- _Task objective_
Rewrite all of the data below as a numbered list with one line per item, leaving out any blank lines.

Listings of annotated regions:

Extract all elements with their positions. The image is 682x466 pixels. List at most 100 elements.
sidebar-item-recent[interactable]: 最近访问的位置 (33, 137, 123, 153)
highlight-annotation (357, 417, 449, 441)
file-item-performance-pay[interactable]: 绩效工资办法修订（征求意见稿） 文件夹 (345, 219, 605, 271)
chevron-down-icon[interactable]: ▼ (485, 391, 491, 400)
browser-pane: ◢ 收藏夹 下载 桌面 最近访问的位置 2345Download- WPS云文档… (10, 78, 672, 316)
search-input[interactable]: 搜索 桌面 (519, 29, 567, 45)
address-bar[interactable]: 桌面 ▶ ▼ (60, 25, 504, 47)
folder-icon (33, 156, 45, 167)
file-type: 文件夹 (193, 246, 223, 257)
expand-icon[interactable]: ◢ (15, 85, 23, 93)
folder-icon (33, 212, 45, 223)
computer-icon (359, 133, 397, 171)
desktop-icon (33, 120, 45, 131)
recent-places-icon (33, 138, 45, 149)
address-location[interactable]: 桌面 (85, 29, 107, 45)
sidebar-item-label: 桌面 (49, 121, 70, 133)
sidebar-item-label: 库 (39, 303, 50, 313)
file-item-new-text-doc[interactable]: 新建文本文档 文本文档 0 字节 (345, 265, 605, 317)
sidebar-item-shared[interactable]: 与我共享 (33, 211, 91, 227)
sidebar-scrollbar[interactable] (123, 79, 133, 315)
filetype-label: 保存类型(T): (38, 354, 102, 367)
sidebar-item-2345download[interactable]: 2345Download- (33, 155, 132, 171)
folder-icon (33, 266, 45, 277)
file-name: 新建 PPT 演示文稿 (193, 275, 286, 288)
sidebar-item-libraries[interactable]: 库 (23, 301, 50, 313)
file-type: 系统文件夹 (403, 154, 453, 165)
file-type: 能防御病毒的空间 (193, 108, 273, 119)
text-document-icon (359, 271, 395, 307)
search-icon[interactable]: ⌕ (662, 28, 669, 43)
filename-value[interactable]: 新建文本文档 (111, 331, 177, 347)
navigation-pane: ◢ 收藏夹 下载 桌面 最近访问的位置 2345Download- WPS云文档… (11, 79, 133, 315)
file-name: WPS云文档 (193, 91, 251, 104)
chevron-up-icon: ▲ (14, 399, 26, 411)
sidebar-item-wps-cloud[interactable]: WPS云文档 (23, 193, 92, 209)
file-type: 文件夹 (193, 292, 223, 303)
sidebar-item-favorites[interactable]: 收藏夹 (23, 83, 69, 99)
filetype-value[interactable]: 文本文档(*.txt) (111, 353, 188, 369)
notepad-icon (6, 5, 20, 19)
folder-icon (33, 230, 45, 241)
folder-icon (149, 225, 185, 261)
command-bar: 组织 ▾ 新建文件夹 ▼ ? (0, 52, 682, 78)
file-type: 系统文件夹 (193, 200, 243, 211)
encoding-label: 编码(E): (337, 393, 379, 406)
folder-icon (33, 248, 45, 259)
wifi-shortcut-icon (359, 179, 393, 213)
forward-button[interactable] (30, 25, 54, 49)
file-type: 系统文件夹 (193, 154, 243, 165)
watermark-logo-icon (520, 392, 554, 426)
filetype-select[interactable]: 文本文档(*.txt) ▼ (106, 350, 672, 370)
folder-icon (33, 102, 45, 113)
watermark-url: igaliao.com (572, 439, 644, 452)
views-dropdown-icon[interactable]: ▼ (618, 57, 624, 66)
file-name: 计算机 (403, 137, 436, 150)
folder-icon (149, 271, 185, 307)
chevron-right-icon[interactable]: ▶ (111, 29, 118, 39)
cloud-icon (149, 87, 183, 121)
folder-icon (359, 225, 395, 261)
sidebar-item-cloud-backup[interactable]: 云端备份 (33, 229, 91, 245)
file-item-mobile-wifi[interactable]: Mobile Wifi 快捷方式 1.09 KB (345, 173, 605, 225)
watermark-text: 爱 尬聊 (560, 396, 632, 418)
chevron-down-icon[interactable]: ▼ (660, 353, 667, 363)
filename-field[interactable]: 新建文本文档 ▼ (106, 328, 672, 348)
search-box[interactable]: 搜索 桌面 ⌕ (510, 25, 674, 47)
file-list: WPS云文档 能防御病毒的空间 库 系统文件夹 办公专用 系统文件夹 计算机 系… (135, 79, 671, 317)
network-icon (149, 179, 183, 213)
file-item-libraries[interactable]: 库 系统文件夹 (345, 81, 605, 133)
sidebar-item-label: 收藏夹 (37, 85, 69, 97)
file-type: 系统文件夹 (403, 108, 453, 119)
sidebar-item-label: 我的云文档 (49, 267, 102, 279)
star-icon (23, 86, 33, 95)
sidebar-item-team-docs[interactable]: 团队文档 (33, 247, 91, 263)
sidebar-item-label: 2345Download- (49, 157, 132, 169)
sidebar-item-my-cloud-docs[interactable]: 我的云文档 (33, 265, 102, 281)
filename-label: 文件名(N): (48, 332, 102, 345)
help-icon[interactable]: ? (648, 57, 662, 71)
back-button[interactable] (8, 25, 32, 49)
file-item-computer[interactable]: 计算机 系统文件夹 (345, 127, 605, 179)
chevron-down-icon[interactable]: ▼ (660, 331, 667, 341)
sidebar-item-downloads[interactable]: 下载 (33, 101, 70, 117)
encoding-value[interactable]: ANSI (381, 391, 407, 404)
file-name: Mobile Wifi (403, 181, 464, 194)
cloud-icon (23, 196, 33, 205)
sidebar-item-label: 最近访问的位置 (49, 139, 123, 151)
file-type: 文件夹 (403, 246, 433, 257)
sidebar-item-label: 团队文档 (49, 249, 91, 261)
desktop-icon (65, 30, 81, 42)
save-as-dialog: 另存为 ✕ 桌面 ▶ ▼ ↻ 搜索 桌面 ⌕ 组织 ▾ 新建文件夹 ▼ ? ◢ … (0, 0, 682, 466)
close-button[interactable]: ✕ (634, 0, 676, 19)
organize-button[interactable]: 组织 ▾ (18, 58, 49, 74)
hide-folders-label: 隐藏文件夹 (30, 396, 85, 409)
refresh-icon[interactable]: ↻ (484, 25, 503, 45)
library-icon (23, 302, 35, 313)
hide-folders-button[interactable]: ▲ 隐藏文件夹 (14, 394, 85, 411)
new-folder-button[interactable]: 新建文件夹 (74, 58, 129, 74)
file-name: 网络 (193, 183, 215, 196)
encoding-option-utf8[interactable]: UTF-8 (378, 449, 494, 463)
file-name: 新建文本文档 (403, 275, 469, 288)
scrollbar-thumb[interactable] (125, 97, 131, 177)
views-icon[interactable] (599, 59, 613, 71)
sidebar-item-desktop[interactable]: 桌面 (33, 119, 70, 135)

- _Finished task_
1. Extract all elements with their positions. The image is 682x466 pixels. List at most 100 elements.
2. sidebar-item-recent[interactable]: 最近访问的位置 (33, 137, 123, 153)
3. highlight-annotation (357, 417, 449, 441)
4. file-item-performance-pay[interactable]: 绩效工资办法修订（征求意见稿） 文件夹 (345, 219, 605, 271)
5. chevron-down-icon[interactable]: ▼ (485, 391, 491, 400)
6. browser-pane: ◢ 收藏夹 下载 桌面 最近访问的位置 2345Download- WPS云文档… (10, 78, 672, 316)
7. search-input[interactable]: 搜索 桌面 (519, 29, 567, 45)
8. address-bar[interactable]: 桌面 ▶ ▼ (60, 25, 504, 47)
9. folder-icon (33, 156, 45, 167)
10. file-type: 文件夹 (193, 246, 223, 257)
11. expand-icon[interactable]: ◢ (15, 85, 23, 93)
12. folder-icon (33, 212, 45, 223)
13. computer-icon (359, 133, 397, 171)
14. desktop-icon (33, 120, 45, 131)
15. recent-places-icon (33, 138, 45, 149)
16. address-location[interactable]: 桌面 (85, 29, 107, 45)
17. sidebar-item-label: 桌面 (49, 121, 70, 133)
18. sidebar-item-label: 库 (39, 303, 50, 313)
19. file-item-new-text-doc[interactable]: 新建文本文档 文本文档 0 字节 (345, 265, 605, 317)
20. sidebar-item-shared[interactable]: 与我共享 (33, 211, 91, 227)
21. sidebar-scrollbar[interactable] (123, 79, 133, 315)
22. filetype-label: 保存类型(T): (38, 354, 102, 367)
23. sidebar-item-2345download[interactable]: 2345Download- (33, 155, 132, 171)
24. folder-icon (33, 266, 45, 277)
25. file-name: 新建 PPT 演示文稿 (193, 275, 286, 288)
26. sidebar-item-libraries[interactable]: 库 (23, 301, 50, 313)
27. file-type: 系统文件夹 (403, 154, 453, 165)
28. file-type: 能防御病毒的空间 (193, 108, 273, 119)
29. text-document-icon (359, 271, 395, 307)
30. search-icon[interactable]: ⌕ (662, 28, 669, 43)
31. filename-value[interactable]: 新建文本文档 (111, 331, 177, 347)
32. navigation-pane: ◢ 收藏夹 下载 桌面 最近访问的位置 2345Download- WPS云文档… (11, 79, 133, 315)
33. file-name: WPS云文档 (193, 91, 251, 104)
34. chevron-up-icon: ▲ (14, 399, 26, 411)
35. sidebar-item-wps-cloud[interactable]: WPS云文档 (23, 193, 92, 209)
36. file-type: 文件夹 (193, 292, 223, 303)
37. sidebar-item-favorites[interactable]: 收藏夹 (23, 83, 69, 99)
38. filetype-value[interactable]: 文本文档(*.txt) (111, 353, 188, 369)
39. notepad-icon (6, 5, 20, 19)
40. folder-icon (33, 230, 45, 241)
41. folder-icon (149, 225, 185, 261)
42. command-bar: 组织 ▾ 新建文件夹 ▼ ? (0, 52, 682, 78)
43. file-type: 系统文件夹 (193, 200, 243, 211)
44. encoding-label: 编码(E): (337, 393, 379, 406)
45. folder-icon (33, 248, 45, 259)
46. wifi-shortcut-icon (359, 179, 393, 213)
47. forward-button[interactable] (30, 25, 54, 49)
48. file-type: 系统文件夹 (193, 154, 243, 165)
49. watermark-logo-icon (520, 392, 554, 426)
50. filetype-select[interactable]: 文本文档(*.txt) ▼ (106, 350, 672, 370)
51. folder-icon (33, 102, 45, 113)
52. watermark-url: igaliao.com (572, 439, 644, 452)
53. views-dropdown-icon[interactable]: ▼ (618, 57, 624, 66)
54. file-name: 计算机 (403, 137, 436, 150)
55. folder-icon (149, 271, 185, 307)
56. chevron-right-icon[interactable]: ▶ (111, 29, 118, 39)
57. cloud-icon (149, 87, 183, 121)
58. folder-icon (359, 225, 395, 261)
59. sidebar-item-cloud-backup[interactable]: 云端备份 (33, 229, 91, 245)
60. file-item-mobile-wifi[interactable]: Mobile Wifi 快捷方式 1.09 KB (345, 173, 605, 225)
61. watermark-text: 爱 尬聊 (560, 396, 632, 418)
62. chevron-down-icon[interactable]: ▼ (660, 353, 667, 363)
63. filename-field[interactable]: 新建文本文档 ▼ (106, 328, 672, 348)
64. search-box[interactable]: 搜索 桌面 ⌕ (510, 25, 674, 47)
65. file-list: WPS云文档 能防御病毒的空间 库 系统文件夹 办公专用 系统文件夹 计算机 系… (135, 79, 671, 317)
66. network-icon (149, 179, 183, 213)
67. file-item-libraries[interactable]: 库 系统文件夹 (345, 81, 605, 133)
68. sidebar-item-label: 收藏夹 (37, 85, 69, 97)
69. file-type: 系统文件夹 (403, 108, 453, 119)
70. sidebar-item-label: 我的云文档 (49, 267, 102, 279)
71. star-icon (23, 86, 33, 95)
72. sidebar-item-team-docs[interactable]: 团队文档 (33, 247, 91, 263)
73. sidebar-item-label: 2345Download- (49, 157, 132, 169)
74. sidebar-item-my-cloud-docs[interactable]: 我的云文档 (33, 265, 102, 281)
75. filename-label: 文件名(N): (48, 332, 102, 345)
76. help-icon[interactable]: ? (648, 57, 662, 71)
77. back-button[interactable] (8, 25, 32, 49)
78. file-item-computer[interactable]: 计算机 系统文件夹 (345, 127, 605, 179)
79. chevron-down-icon[interactable]: ▼ (660, 331, 667, 341)
80. sidebar-item-downloads[interactable]: 下载 (33, 101, 70, 117)
81. encoding-value[interactable]: ANSI (381, 391, 407, 404)
82. file-name: Mobile Wifi (403, 181, 464, 194)
83. cloud-icon (23, 196, 33, 205)
84. sidebar-item-label: 最近访问的位置 (49, 139, 123, 151)
85. file-type: 文件夹 (403, 246, 433, 257)
86. sidebar-item-label: 团队文档 (49, 249, 91, 261)
87. desktop-icon (65, 30, 81, 42)
88. save-as-dialog: 另存为 ✕ 桌面 ▶ ▼ ↻ 搜索 桌面 ⌕ 组织 ▾ 新建文件夹 ▼ ? ◢ … (0, 0, 682, 466)
89. close-button[interactable]: ✕ (634, 0, 676, 19)
90. organize-button[interactable]: 组织 ▾ (18, 58, 49, 74)
91. hide-folders-label: 隐藏文件夹 (30, 396, 85, 409)
92. refresh-icon[interactable]: ↻ (484, 25, 503, 45)
93. library-icon (23, 302, 35, 313)
94. hide-folders-button[interactable]: ▲ 隐藏文件夹 (14, 394, 85, 411)
95. new-folder-button[interactable]: 新建文件夹 (74, 58, 129, 74)
96. file-name: 网络 (193, 183, 215, 196)
97. encoding-option-utf8[interactable]: UTF-8 (378, 449, 494, 463)
98. file-name: 新建文本文档 (403, 275, 469, 288)
99. scrollbar-thumb[interactable] (125, 97, 131, 177)
100. views-icon[interactable] (599, 59, 613, 71)
101. sidebar-item-desktop[interactable]: 桌面 (33, 119, 70, 135)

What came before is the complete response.